PAGE EXCERPT:
▬▬▬▬▬▬▬▬▬▬

Framing and implementing plans requires interaction of managers at all levels with people inside and outside the organisation. A sound plan is based on well-designed communication system present in the organisation.


Planning as a Function of Management 8. Relationship between Planning and Control:

Planning is the first managerial function of initiating action followed by organising and directing people and resources to get the organisational work done and controlling is the last function which ensures that actions have actually helped in the attainment of organisational goals. Planning starts the process of management and controlling completes that process.

Controlling function is directly related to planning; managers monitor the results to ensure achievement of targets laid in the plans. Control reveals deficiency in plans and leads to revision of plans. Controlling provides feedback to the plans by pointing exceptions or variations in the planned performance. It is largely the exceptional cases that are brought to the notice of managers so that future plans can be altered.

Control is not possible unless plans are made. Similarly, planning is not possible unless control system checks deviations in the performance. Planning and controlling are, therefore, inter-connected. While planning provides basis for controlling, controlling provides the basis for planning. Rest of the managerial functions-organising, staffing and directing are intermediate and performed according to plans.

▬▬▬▬▬▬▬▬▬▬

In the passage on planning and control, which managerial function completes the process of management?

EXCERPTED RECORDS:

▬▬▬▬▬▬▬▬▬▬

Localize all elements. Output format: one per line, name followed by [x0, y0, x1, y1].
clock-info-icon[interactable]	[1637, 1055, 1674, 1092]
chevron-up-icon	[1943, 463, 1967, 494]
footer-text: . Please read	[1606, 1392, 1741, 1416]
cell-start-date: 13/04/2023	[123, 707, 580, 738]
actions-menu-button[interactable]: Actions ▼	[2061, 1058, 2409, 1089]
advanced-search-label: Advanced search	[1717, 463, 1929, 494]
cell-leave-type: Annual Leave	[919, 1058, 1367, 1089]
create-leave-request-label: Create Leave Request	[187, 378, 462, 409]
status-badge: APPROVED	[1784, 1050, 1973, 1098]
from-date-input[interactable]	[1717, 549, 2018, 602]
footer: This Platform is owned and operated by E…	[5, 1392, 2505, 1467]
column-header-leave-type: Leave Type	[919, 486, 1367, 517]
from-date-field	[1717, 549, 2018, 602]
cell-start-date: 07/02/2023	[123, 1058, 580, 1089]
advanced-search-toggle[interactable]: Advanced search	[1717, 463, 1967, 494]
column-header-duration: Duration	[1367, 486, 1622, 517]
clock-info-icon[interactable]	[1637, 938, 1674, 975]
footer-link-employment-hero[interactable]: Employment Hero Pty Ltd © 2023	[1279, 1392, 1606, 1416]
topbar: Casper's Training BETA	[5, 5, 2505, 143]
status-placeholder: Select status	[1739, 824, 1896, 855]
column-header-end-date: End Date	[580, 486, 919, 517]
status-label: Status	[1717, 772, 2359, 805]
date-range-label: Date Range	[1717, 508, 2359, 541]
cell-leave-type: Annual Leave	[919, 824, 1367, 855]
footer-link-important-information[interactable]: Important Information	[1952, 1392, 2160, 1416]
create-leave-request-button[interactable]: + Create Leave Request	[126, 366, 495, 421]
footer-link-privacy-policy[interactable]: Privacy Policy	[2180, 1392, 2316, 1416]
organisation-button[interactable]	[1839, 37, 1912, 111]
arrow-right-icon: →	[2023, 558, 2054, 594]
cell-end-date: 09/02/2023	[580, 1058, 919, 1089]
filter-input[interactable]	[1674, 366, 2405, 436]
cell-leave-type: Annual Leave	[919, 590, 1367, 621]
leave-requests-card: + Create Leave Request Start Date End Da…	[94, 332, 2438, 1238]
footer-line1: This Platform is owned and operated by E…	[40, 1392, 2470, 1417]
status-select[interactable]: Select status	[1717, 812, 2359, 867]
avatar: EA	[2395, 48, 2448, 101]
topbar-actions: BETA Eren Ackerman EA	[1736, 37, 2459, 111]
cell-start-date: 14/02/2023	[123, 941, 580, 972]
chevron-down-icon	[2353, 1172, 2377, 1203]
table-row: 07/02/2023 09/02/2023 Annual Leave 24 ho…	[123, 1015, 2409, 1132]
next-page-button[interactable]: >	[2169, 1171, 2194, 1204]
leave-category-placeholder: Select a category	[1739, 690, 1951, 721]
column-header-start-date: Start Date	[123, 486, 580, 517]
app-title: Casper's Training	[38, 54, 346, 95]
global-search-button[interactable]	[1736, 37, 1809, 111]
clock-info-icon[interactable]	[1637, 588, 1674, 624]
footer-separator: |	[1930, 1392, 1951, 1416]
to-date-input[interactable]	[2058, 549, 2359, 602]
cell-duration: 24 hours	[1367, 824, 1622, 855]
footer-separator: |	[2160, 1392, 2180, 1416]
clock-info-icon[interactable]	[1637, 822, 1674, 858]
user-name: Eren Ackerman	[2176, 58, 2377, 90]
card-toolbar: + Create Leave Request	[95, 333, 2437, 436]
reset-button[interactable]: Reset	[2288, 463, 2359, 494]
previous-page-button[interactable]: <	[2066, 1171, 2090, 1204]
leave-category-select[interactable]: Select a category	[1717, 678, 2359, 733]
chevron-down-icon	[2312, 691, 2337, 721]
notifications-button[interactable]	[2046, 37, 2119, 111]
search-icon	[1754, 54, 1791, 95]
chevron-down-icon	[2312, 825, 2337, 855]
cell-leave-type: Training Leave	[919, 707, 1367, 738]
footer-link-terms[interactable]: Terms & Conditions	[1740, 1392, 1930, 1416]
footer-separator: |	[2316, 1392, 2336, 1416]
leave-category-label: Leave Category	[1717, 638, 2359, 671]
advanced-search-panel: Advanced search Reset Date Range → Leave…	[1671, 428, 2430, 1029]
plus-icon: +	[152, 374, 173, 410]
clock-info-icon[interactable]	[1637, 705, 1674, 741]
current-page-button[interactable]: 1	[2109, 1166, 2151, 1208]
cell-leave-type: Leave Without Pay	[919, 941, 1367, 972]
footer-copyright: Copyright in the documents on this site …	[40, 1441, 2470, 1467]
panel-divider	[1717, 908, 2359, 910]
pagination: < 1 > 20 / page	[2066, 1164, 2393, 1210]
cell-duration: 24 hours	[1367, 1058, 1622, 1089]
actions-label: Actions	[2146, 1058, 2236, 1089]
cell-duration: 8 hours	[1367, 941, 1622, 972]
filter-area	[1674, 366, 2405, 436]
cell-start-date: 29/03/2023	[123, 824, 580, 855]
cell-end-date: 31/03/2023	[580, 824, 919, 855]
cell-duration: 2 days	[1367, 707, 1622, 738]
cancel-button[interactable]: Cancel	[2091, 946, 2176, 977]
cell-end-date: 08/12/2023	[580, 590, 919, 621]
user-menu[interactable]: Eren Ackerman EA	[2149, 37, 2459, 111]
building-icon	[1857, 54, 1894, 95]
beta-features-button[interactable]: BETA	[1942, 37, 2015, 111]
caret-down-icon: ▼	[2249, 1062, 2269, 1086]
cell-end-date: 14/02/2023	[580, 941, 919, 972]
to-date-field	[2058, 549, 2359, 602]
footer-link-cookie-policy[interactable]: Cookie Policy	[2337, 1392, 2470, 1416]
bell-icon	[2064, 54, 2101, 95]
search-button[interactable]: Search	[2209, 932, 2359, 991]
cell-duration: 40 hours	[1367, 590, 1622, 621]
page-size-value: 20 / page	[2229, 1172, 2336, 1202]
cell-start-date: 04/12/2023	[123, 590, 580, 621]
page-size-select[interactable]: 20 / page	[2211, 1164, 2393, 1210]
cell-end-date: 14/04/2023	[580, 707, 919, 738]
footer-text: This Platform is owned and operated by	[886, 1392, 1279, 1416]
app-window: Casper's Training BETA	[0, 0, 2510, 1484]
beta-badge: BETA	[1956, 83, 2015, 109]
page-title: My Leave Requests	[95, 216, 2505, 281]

▬▬▬▬▬▬▬▬▬▬

FULL RESPONSE: Controlling